■ **Records excerpted from a collection**:
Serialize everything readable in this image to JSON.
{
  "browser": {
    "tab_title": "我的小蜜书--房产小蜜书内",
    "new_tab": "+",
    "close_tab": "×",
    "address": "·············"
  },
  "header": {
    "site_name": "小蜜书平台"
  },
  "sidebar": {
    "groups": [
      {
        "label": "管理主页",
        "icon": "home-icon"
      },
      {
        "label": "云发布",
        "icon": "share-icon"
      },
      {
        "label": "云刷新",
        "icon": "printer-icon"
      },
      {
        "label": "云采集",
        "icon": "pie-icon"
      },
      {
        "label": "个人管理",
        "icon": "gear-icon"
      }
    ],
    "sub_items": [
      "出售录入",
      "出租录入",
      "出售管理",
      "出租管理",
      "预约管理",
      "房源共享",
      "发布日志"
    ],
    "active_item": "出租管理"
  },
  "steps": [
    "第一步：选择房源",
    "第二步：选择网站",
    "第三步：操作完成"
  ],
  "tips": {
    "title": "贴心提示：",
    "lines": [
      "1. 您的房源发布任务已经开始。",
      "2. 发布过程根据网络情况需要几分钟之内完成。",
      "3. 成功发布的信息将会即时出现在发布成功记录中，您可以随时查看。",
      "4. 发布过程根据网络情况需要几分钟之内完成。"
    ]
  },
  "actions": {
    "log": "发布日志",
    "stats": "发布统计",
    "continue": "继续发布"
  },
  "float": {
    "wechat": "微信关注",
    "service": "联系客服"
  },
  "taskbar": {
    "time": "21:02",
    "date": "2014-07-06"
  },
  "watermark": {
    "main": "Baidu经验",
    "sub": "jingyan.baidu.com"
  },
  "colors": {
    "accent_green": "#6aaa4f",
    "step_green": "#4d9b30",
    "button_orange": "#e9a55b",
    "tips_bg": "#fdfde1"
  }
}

■ **Requirements**:
Print the whole listing again, exactly.

■ **Finished task**:
Serialize everything readable in this image to JSON.
{
  "browser": {
    "tab_title": "我的小蜜书--房产小蜜书内",
    "new_tab": "+",
    "close_tab": "×",
    "address": "·············"
  },
  "header": {
    "site_name": "小蜜书平台"
  },
  "sidebar": {
    "groups": [
      {
        "label": "管理主页",
        "icon": "home-icon"
      },
      {
        "label": "云发布",
        "icon": "share-icon"
      },
      {
        "label": "云刷新",
        "icon": "printer-icon"
      },
      {
        "label": "云采集",
        "icon": "pie-icon"
      },
      {
        "label": "个人管理",
        "icon": "gear-icon"
      }
    ],
    "sub_items": [
      "出售录入",
      "出租录入",
      "出售管理",
      "出租管理",
      "预约管理",
      "房源共享",
      "发布日志"
    ],
    "active_item": "出租管理"
  },
  "steps": [
    "第一步：选择房源",
    "第二步：选择网站",
    "第三步：操作完成"
  ],
  "tips": {
    "title": "贴心提示：",
    "lines": [
      "1. 您的房源发布任务已经开始。",
      "2. 发布过程根据网络情况需要几分钟之内完成。",
      "3. 成功发布的信息将会即时出现在发布成功记录中，您可以随时查看。",
      "4. 发布过程根据网络情况需要几分钟之内完成。"
    ]
  },
  "actions": {
    "log": "发布日志",
    "stats": "发布统计",
    "continue": "继续发布"
  },
  "float": {
    "wechat": "微信关注",
    "service": "联系客服"
  },
  "taskbar": {
    "time": "21:02",
    "date": "2014-07-06"
  },
  "watermark": {
    "main": "Baidu经验",
    "sub": "jingyan.baidu.com"
  },
  "colors": {
    "accent_green": "#6aaa4f",
    "step_green": "#4d9b30",
    "button_orange": "#e9a55b",
    "tips_bg": "#fdfde1"
  }
}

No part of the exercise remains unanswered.